## The problem
In the listing below, how many lines contain the word "utilizare"? Please respond with the number only.

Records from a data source
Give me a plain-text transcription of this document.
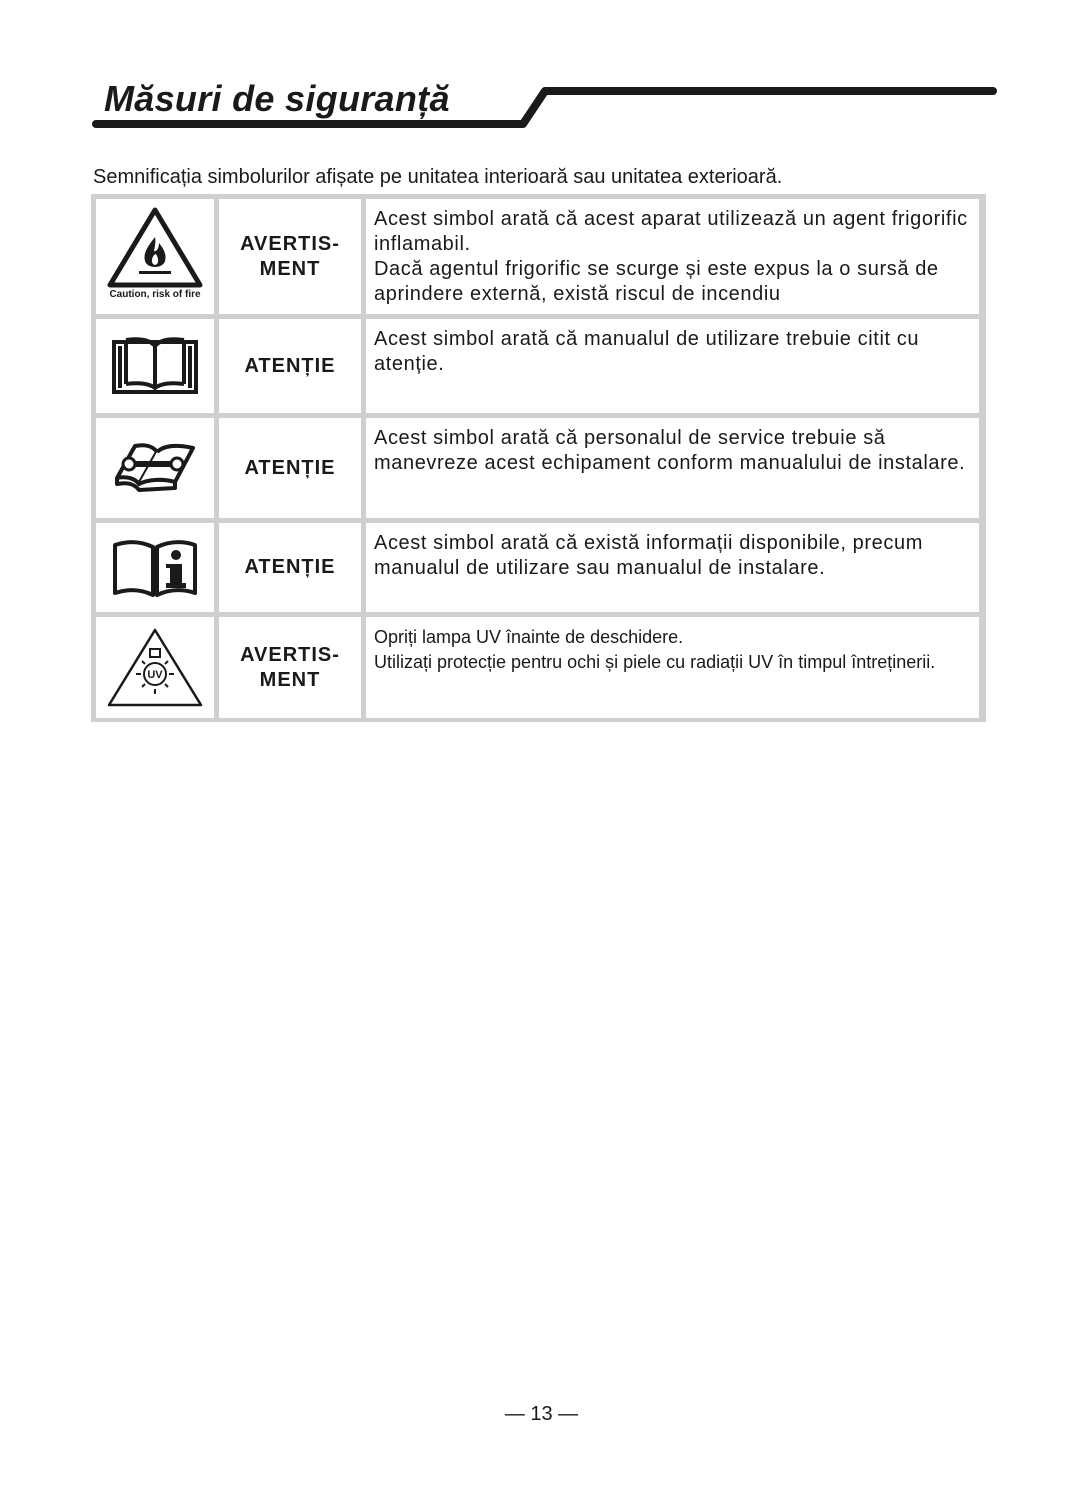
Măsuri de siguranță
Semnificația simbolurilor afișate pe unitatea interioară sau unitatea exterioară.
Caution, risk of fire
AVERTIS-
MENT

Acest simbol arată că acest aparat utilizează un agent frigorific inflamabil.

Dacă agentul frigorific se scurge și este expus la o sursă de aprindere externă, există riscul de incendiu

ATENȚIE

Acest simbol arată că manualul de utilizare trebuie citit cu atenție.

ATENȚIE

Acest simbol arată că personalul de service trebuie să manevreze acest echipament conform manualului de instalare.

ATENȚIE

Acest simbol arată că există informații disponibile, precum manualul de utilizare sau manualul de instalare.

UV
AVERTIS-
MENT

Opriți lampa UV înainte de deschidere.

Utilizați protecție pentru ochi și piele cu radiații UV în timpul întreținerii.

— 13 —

## Task response
2